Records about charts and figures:
************
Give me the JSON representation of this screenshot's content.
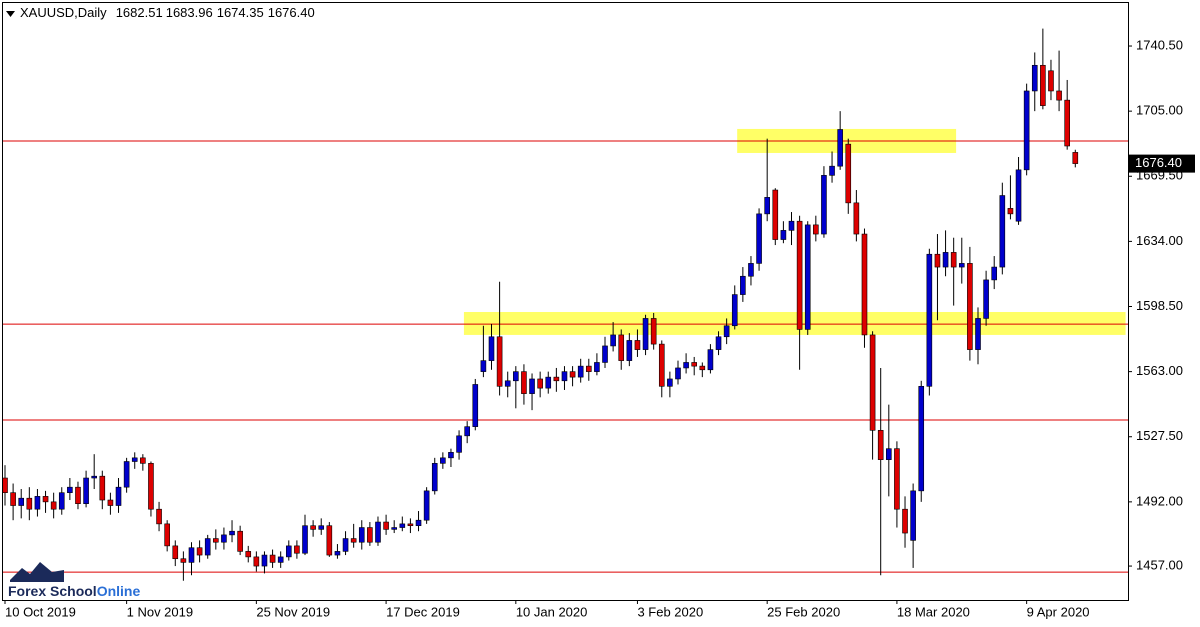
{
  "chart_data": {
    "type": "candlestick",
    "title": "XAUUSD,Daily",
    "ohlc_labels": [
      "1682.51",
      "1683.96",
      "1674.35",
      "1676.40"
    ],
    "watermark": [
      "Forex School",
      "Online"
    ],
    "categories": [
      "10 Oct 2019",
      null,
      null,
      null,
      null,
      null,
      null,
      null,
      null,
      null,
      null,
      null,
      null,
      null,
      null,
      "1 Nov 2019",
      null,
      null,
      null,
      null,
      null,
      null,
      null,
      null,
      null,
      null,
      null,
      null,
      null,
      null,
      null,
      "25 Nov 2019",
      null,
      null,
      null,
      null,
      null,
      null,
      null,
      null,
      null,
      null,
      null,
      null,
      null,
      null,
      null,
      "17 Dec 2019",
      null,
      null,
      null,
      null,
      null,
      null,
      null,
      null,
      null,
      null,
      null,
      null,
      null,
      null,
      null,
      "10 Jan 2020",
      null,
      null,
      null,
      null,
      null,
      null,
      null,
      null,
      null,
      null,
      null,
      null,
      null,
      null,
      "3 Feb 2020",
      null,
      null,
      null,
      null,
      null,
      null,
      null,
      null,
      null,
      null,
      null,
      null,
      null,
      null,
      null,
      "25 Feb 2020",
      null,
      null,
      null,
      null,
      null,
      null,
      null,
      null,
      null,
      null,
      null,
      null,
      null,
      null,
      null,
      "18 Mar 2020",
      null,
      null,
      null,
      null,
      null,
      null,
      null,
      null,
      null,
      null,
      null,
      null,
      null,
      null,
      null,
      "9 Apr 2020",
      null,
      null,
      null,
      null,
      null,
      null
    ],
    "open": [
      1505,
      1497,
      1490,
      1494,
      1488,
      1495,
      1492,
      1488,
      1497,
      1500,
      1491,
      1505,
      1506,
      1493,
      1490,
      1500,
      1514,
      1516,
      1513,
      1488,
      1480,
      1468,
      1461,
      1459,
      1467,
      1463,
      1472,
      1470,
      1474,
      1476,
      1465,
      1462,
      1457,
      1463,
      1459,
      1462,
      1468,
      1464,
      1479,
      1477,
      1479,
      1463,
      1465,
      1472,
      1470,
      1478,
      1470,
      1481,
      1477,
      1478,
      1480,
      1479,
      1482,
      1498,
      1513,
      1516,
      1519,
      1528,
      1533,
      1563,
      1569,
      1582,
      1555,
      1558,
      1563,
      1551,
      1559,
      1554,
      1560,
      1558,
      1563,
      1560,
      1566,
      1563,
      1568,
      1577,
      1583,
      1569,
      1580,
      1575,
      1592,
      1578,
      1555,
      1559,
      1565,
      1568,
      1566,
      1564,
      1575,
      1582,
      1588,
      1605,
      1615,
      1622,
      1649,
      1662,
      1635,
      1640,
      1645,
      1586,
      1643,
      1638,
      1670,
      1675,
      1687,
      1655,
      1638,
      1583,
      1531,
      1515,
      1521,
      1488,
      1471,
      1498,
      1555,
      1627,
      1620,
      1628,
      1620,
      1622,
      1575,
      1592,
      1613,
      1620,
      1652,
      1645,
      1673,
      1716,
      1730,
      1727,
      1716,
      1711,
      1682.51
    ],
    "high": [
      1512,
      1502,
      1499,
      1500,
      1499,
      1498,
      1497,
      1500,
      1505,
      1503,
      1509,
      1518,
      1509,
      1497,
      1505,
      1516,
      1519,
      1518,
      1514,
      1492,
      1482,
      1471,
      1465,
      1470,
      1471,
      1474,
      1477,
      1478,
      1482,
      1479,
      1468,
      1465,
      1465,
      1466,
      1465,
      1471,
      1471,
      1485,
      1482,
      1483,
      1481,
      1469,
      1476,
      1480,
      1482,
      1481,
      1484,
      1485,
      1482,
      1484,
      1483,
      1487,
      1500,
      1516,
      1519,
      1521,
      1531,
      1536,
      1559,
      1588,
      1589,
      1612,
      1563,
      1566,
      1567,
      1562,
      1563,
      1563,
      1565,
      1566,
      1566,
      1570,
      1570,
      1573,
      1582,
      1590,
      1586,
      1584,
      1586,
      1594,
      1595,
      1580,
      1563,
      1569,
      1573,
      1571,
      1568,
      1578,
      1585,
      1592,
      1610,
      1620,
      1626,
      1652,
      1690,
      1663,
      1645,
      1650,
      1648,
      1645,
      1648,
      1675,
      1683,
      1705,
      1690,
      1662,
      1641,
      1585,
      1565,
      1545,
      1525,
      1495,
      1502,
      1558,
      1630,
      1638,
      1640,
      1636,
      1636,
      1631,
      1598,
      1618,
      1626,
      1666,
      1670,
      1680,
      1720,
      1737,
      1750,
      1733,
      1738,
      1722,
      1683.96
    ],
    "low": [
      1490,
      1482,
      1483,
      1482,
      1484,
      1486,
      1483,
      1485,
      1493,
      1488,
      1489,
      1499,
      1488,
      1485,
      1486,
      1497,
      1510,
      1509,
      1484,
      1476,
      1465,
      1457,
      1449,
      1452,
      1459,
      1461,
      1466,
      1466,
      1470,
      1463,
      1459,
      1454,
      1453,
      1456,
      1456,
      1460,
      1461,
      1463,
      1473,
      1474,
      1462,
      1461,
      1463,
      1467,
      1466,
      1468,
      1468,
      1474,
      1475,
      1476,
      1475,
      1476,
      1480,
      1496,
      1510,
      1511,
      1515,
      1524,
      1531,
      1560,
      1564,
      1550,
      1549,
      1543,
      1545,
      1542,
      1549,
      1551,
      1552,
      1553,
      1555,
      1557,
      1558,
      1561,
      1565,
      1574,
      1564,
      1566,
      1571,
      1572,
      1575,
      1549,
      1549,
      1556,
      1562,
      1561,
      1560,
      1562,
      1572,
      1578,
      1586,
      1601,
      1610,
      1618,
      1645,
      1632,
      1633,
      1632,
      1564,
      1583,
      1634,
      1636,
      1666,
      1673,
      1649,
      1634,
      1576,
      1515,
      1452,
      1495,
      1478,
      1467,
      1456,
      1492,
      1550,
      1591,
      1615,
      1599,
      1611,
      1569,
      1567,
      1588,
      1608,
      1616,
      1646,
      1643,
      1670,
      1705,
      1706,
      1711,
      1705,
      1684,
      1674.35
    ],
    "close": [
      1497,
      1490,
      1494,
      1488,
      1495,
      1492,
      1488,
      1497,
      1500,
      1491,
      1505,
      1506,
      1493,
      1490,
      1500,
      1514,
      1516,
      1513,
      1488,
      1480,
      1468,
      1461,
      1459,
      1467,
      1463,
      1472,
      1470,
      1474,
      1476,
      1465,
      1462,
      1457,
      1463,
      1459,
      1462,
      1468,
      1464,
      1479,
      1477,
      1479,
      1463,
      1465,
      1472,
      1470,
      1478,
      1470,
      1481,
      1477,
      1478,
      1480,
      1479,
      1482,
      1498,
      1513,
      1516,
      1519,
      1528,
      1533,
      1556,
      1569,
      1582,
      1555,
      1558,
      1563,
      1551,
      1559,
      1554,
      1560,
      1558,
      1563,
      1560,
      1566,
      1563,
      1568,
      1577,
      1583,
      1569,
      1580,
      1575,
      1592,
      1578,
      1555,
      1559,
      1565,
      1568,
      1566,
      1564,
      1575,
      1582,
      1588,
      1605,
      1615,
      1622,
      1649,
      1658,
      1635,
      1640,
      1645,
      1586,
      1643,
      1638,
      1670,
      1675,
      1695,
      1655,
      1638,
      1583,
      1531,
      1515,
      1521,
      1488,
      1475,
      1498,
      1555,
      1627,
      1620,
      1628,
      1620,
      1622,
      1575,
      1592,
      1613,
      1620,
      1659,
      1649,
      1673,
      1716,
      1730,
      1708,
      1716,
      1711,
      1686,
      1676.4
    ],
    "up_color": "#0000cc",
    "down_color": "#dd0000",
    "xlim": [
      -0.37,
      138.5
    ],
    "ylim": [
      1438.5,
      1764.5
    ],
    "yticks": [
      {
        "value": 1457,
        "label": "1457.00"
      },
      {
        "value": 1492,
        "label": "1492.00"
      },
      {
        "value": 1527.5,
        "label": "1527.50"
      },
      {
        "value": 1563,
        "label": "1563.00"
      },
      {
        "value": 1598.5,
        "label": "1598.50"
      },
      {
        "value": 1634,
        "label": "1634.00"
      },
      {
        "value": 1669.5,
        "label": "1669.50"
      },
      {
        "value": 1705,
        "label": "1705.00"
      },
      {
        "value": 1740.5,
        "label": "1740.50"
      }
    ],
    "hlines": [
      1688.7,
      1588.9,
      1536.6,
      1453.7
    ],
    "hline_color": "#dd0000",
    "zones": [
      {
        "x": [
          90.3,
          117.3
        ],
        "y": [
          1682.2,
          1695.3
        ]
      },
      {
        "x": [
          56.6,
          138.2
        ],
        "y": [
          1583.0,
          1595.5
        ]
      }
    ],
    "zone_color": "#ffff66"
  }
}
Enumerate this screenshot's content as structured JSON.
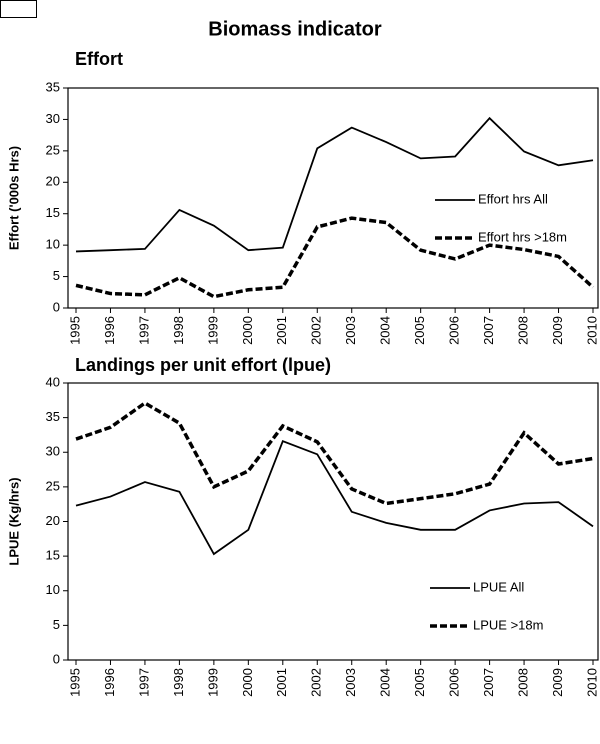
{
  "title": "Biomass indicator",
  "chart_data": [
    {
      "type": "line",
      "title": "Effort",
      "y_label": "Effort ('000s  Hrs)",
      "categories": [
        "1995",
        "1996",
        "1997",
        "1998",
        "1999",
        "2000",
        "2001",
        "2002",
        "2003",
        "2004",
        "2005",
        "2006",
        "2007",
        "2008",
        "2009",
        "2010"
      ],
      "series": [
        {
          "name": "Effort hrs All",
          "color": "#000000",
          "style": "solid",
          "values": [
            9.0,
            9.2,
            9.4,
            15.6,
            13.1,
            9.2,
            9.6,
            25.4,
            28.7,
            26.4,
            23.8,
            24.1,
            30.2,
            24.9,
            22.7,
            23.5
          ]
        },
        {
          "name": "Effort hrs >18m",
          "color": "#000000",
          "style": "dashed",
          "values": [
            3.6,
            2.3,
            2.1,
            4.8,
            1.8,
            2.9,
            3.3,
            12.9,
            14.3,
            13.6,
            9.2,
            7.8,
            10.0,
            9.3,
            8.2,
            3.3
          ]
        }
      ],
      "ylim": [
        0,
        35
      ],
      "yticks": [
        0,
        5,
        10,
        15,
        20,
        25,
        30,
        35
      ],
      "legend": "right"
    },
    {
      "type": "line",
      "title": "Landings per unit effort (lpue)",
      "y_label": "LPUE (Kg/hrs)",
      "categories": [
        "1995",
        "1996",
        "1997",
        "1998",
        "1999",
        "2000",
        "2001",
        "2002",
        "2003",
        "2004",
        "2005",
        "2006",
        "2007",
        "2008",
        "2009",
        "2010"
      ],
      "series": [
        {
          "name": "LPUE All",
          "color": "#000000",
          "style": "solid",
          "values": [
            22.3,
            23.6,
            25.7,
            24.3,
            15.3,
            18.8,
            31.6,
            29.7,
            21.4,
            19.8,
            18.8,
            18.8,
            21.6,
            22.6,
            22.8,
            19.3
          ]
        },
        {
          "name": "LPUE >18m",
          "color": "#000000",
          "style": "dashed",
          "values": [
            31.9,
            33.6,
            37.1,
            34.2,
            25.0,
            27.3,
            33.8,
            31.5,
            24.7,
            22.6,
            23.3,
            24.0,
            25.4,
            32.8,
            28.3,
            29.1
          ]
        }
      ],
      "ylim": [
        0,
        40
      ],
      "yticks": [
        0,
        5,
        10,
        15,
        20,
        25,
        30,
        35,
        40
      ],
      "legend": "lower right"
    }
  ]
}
************
## Exercise details
Identify how many lines in the entries above include the string "screenshot", then state that number alone.

## Reply to the task
2